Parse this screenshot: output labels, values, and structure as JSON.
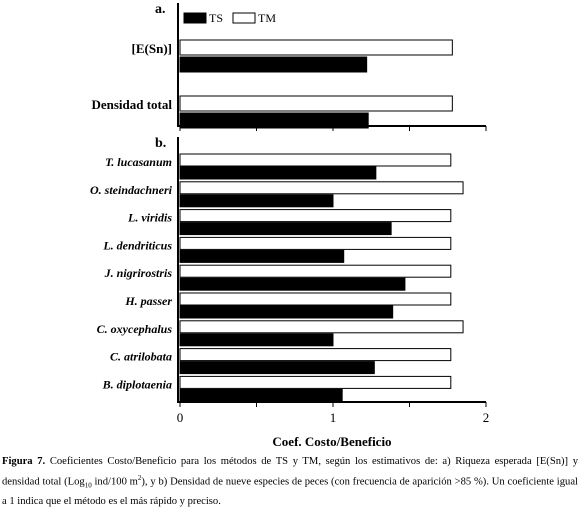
{
  "chart_data": [
    {
      "panel_label": "a.",
      "type": "bar",
      "orientation": "horizontal",
      "categories": [
        "[E(Sn)]",
        "Densidad total"
      ],
      "series": [
        {
          "name": "TS",
          "values": [
            1.22,
            1.23
          ],
          "color": "#000000"
        },
        {
          "name": "TM",
          "values": [
            1.78,
            1.78
          ],
          "color": "#ffffff"
        }
      ],
      "xlim": [
        0,
        2
      ],
      "legend": "top-left",
      "grid": false
    },
    {
      "panel_label": "b.",
      "type": "bar",
      "orientation": "horizontal",
      "categories": [
        "T. lucasanum",
        "O. steindachneri",
        "L. viridis",
        "L. dendriticus",
        "J. nigrirostris",
        "H. passer",
        "C. oxycephalus",
        "C. atrilobata",
        "B. diplotaenia"
      ],
      "series": [
        {
          "name": "TS",
          "values": [
            1.28,
            1.0,
            1.38,
            1.07,
            1.47,
            1.39,
            1.0,
            1.27,
            1.06
          ],
          "color": "#000000"
        },
        {
          "name": "TM",
          "values": [
            1.77,
            1.85,
            1.77,
            1.77,
            1.77,
            1.77,
            1.85,
            1.77,
            1.77
          ],
          "color": "#ffffff"
        }
      ],
      "xlim": [
        0,
        2
      ],
      "xticks": [
        "0",
        "1",
        "2"
      ],
      "xlabel": "Coef. Costo/Beneficio",
      "grid": false
    }
  ],
  "caption": {
    "label": "Figura 7.",
    "text_1": " Coeficientes Costo/Beneficio para los métodos de TS y TM, según los estimativos de: a) Riqueza esperada [E(Sn)] y densidad total (Log",
    "sub": "10",
    "text_2": " ind/100 m",
    "sup": "2",
    "text_3": "), y b) Densidad de nueve especies de peces (con frecuencia de aparición >85 %). Un coeficiente igual a 1 indica que el método es el más rápido y preciso."
  }
}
▬▬▬▬▬▬
— Your instructions —
Every line above should be repeated exactly; pictures stay out of the copy.

— Answer in full —
Parse this screenshot: output labels, values, and structure as JSON.
{
  "chart_data": [
    {
      "panel_label": "a.",
      "type": "bar",
      "orientation": "horizontal",
      "categories": [
        "[E(Sn)]",
        "Densidad total"
      ],
      "series": [
        {
          "name": "TS",
          "values": [
            1.22,
            1.23
          ],
          "color": "#000000"
        },
        {
          "name": "TM",
          "values": [
            1.78,
            1.78
          ],
          "color": "#ffffff"
        }
      ],
      "xlim": [
        0,
        2
      ],
      "legend": "top-left",
      "grid": false
    },
    {
      "panel_label": "b.",
      "type": "bar",
      "orientation": "horizontal",
      "categories": [
        "T. lucasanum",
        "O. steindachneri",
        "L. viridis",
        "L. dendriticus",
        "J. nigrirostris",
        "H. passer",
        "C. oxycephalus",
        "C. atrilobata",
        "B. diplotaenia"
      ],
      "series": [
        {
          "name": "TS",
          "values": [
            1.28,
            1.0,
            1.38,
            1.07,
            1.47,
            1.39,
            1.0,
            1.27,
            1.06
          ],
          "color": "#000000"
        },
        {
          "name": "TM",
          "values": [
            1.77,
            1.85,
            1.77,
            1.77,
            1.77,
            1.77,
            1.85,
            1.77,
            1.77
          ],
          "color": "#ffffff"
        }
      ],
      "xlim": [
        0,
        2
      ],
      "xticks": [
        "0",
        "1",
        "2"
      ],
      "xlabel": "Coef. Costo/Beneficio",
      "grid": false
    }
  ],
  "caption": {
    "label": "Figura 7.",
    "text_1": " Coeficientes Costo/Beneficio para los métodos de TS y TM, según los estimativos de: a) Riqueza esperada [E(Sn)] y densidad total (Log",
    "sub": "10",
    "text_2": " ind/100 m",
    "sup": "2",
    "text_3": "), y b) Densidad de nueve especies de peces (con frecuencia de aparición >85 %). Un coeficiente igual a 1 indica que el método es el más rápido y preciso."
  }
}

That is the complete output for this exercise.